> [RECORDED INFORMATION]:
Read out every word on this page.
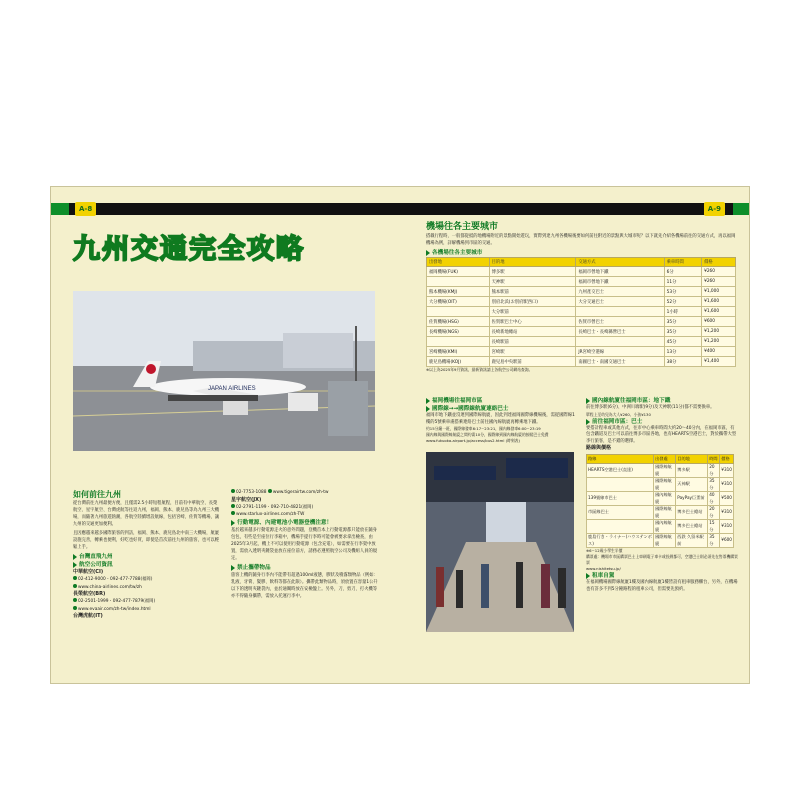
A-8	A-9
九州交通完全攻略
JAPAN AIRLINES
如何前往九州
從台灣前往九州最便方便，且僅需2.5小時短程航程，目前有中華航空、長榮航空、星宇航空、台灣虎航等往返九州，福岡、熊本、鹿兒島等為九州三大機場，而隨著九州旅遊熱潮，各航空陸續增設航線，包括宮崎、佐賀等機場，讓九州的交通更加便利。
且因應越來越多國際旅客的到訪，福岡、熊本、鹿兒島北中南三大機場，航廈設施完善，轉乘也便利，好吃也好買，即使是首次前往九州的旅客，也可以輕鬆上手。
台灣直飛九州
航空公司資訊
中華航空(CI)
02-412-9000・092-477-7788(福岡)
www.china-airlines.com/tw/zh
長榮航空(BR)
02-2501-1999・092-477-7879(福岡)
www.evaair.com/zh-tw/index.html
台灣虎航(IT)
02-7753-1088 www.tigerairtw.com/zh-tw
星宇航空(JX)
02-2791-1199・092-710-4821(福岡)
www.starlux-airlines.com/zh-TW
行動電源、內建電池小電器登機注意！
基於越來越多行動電源走火的意外問題，登機首本上行動電源都只能放在隨身包包，有些是至座位行李箱中，機場手提行李時可能會被要求拿出檢查，由2025年3月起，機上不可以使用行動電源（包含充電），如需要在行李架中放置，需放入透明夾鏈袋並放在座位前方，請務必遵照航空公司及機組人員的規定。
禁止攜帶物品
旅客上機的隨身行李內不能帶有超過100ml液態，膠狀及噴霧類物品（例如：乳液、牙膏、髮膠、飲料等都在此限）。攜帶此類物品時，須放置在容量1公升以下的透明夾鏈袋內，並於通關時放在安檢盤上。另外，刀、剪刀、打火機等亦不得隨身攜帶，需放入托運行李中。
機場往各主要城市
搭載行程時，一般都從抵的地機場附近的景點開始遊玩，實際到達九州各機場後要如何前往附近的景點與大城市呢？以下就先介紹各機場前往的交通方式，再以福岡機場為例，詳解機場到市區的交通。
各機場往各主要城市
出發地	目的地	交通方式	乘車時間	價格
福岡機場(FUK)	博多駅	福岡市營地下鐵	6分	¥260
	天神駅	福岡市營地下鐵	11分	¥260
熊本機場(KMJ)	熊本駅前	九州產交巴士	53分	¥1,000
大分機場(OIT)	別府北浜(お別府駅西口)	大分交通巴士	52分	¥1,600
	大分駅前		1小時	¥1,600
佐賀機場(HSG)	佐賀駅巴士中心	佐賀市營巴士	35分	¥600
長崎機場(NGS)	長崎新地總站	長崎巴士・長崎縣營巴士	35分	¥1,200
	長崎駅前		45分	¥1,200
宮崎機場(KMI)	宮崎駅	JR宮崎空港線	13分	¥400
鹿兒島機場(KOJ)	鹿兒島中央駅前	南國巴士・南國交通巴士	38分	¥1,400
※以上為2025年9月資訊，最新資訊請上各航空公司網站查詢。
福岡機場往福岡市區
國際線→→國際線航廈連絡巴士
福岡市地下鐵並沒連到國際線航廈，因此到達福岡國際線機場後，需從國際線1樓的5號乘車處搭乘連絡巴士前往國內線航廈再轉乘地下鐵。
約15分鐘一班，國際線發車6:17~23:21，國內線發車6:00~23:19
國內線與國際線航廈之間約需10分，國際線到國內線航廈的接駁巴士免費
www.fukuoka-airport.jp/access/bus2.html (時刻表)
國內線航廈往福岡市區：地下鐵
前往博多駅(6分)、中洲川端駅(9分)及天神駅(11分)都不需要換車。
單程上至幼兒為大人¥260、小孩¥130
前往福岡市區：巴士
要搭計程車或其他方式，往市中心乘車時間大約20～40分內，在福岡市區，有包含鐵道及巴士可以前往博多市區各地，也有HEARTS空港巴士，對於攜帶大型李行旅客，是不錯的選擇。
路線與價格
路線	出發處	目的地	時間	價格
HEARTS空港巴士(直達)	國際線航廈	博多駅	20分	¥310
	國際線航廈	天神駅	35分	¥310
139號線市巴士	國內線航廈	PayPay巨蛋前	40分	¥500
市區線巴士	國際線航廈	博多巴士總站	20分	¥310
	國內線航廈	博多巴士總站	15分	¥310
鹿島行き・ライナー(ハウステンボス)	國際線航廈	西鉄 久留米駅前	35分	¥600
※6~12歲小學生半價
購票處：機場市市區購票巴士上車刷電子車卡或投錢都可，空港巴士則必須先在售票機購買票
www.nishitetsu.jp/
租車自駕
在福岡機場國際線航廈1樓及國內線航廈1樓皆設有租車服務櫃台，另外，在機場也有許多不到5分鐘路程的租車公司，但需要先預約。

> [EXERCISE BRIEF]:
Reproduce every record above exactly, but leave out the pictures.

> [COMPLETE OUTPUT]:
Read out every word on this page.
A-8	A-9
九州交通完全攻略
JAPAN AIRLINES
如何前往九州
從台灣前往九州最便方便，且僅需2.5小時短程航程，目前有中華航空、長榮航空、星宇航空、台灣虎航等往返九州，福岡、熊本、鹿兒島等為九州三大機場，而隨著九州旅遊熱潮，各航空陸續增設航線，包括宮崎、佐賀等機場，讓九州的交通更加便利。
且因應越來越多國際旅客的到訪，福岡、熊本、鹿兒島北中南三大機場，航廈設施完善，轉乘也便利，好吃也好買，即使是首次前往九州的旅客，也可以輕鬆上手。
台灣直飛九州
航空公司資訊
中華航空(CI)
02-412-9000・092-477-7788(福岡)
www.china-airlines.com/tw/zh
長榮航空(BR)
02-2501-1999・092-477-7879(福岡)
www.evaair.com/zh-tw/index.html
台灣虎航(IT)
02-7753-1088 www.tigerairtw.com/zh-tw
星宇航空(JX)
02-2791-1199・092-710-4821(福岡)
www.starlux-airlines.com/zh-TW
行動電源、內建電池小電器登機注意！
基於越來越多行動電源走火的意外問題，登機首本上行動電源都只能放在隨身包包，有些是至座位行李箱中，機場手提行李時可能會被要求拿出檢查，由2025年3月起，機上不可以使用行動電源（包含充電），如需要在行李架中放置，需放入透明夾鏈袋並放在座位前方，請務必遵照航空公司及機組人員的規定。
禁止攜帶物品
旅客上機的隨身行李內不能帶有超過100ml液態，膠狀及噴霧類物品（例如：乳液、牙膏、髮膠、飲料等都在此限）。攜帶此類物品時，須放置在容量1公升以下的透明夾鏈袋內，並於通關時放在安檢盤上。另外，刀、剪刀、打火機等亦不得隨身攜帶，需放入托運行李中。
機場往各主要城市
搭載行程時，一般都從抵的地機場附近的景點開始遊玩，實際到達九州各機場後要如何前往附近的景點與大城市呢？以下就先介紹各機場前往的交通方式，再以福岡機場為例，詳解機場到市區的交通。
各機場往各主要城市
出發地	目的地	交通方式	乘車時間	價格
福岡機場(FUK)	博多駅	福岡市營地下鐵	6分	¥260
	天神駅	福岡市營地下鐵	11分	¥260
熊本機場(KMJ)	熊本駅前	九州產交巴士	53分	¥1,000
大分機場(OIT)	別府北浜(お別府駅西口)	大分交通巴士	52分	¥1,600
	大分駅前		1小時	¥1,600
佐賀機場(HSG)	佐賀駅巴士中心	佐賀市營巴士	35分	¥600
長崎機場(NGS)	長崎新地總站	長崎巴士・長崎縣營巴士	35分	¥1,200
	長崎駅前		45分	¥1,200
宮崎機場(KMI)	宮崎駅	JR宮崎空港線	13分	¥400
鹿兒島機場(KOJ)	鹿兒島中央駅前	南國巴士・南國交通巴士	38分	¥1,400
※以上為2025年9月資訊，最新資訊請上各航空公司網站查詢。
福岡機場往福岡市區
國際線→→國際線航廈連絡巴士
福岡市地下鐵並沒連到國際線航廈，因此到達福岡國際線機場後，需從國際線1樓的5號乘車處搭乘連絡巴士前往國內線航廈再轉乘地下鐵。
約15分鐘一班，國際線發車6:17~23:21，國內線發車6:00~23:19
國內線與國際線航廈之間約需10分，國際線到國內線航廈的接駁巴士免費
www.fukuoka-airport.jp/access/bus2.html (時刻表)
國內線航廈往福岡市區：地下鐵
前往博多駅(6分)、中洲川端駅(9分)及天神駅(11分)都不需要換車。
單程上至幼兒為大人¥260、小孩¥130
前往福岡市區：巴士
要搭計程車或其他方式，往市中心乘車時間大約20～40分內，在福岡市區，有包含鐵道及巴士可以前往博多市區各地，也有HEARTS空港巴士，對於攜帶大型李行旅客，是不錯的選擇。
路線與價格
路線	出發處	目的地	時間	價格
HEARTS空港巴士(直達)	國際線航廈	博多駅	20分	¥310
	國際線航廈	天神駅	35分	¥310
139號線市巴士	國內線航廈	PayPay巨蛋前	40分	¥500
市區線巴士	國際線航廈	博多巴士總站	20分	¥310
	國內線航廈	博多巴士總站	15分	¥310
鹿島行き・ライナー(ハウステンボス)	國際線航廈	西鉄 久留米駅前	35分	¥600
※6~12歲小學生半價
購票處：機場市市區購票巴士上車刷電子車卡或投錢都可，空港巴士則必須先在售票機購買票
www.nishitetsu.jp/
租車自駕
在福岡機場國際線航廈1樓及國內線航廈1樓皆設有租車服務櫃台，另外，在機場也有許多不到5分鐘路程的租車公司，但需要先預約。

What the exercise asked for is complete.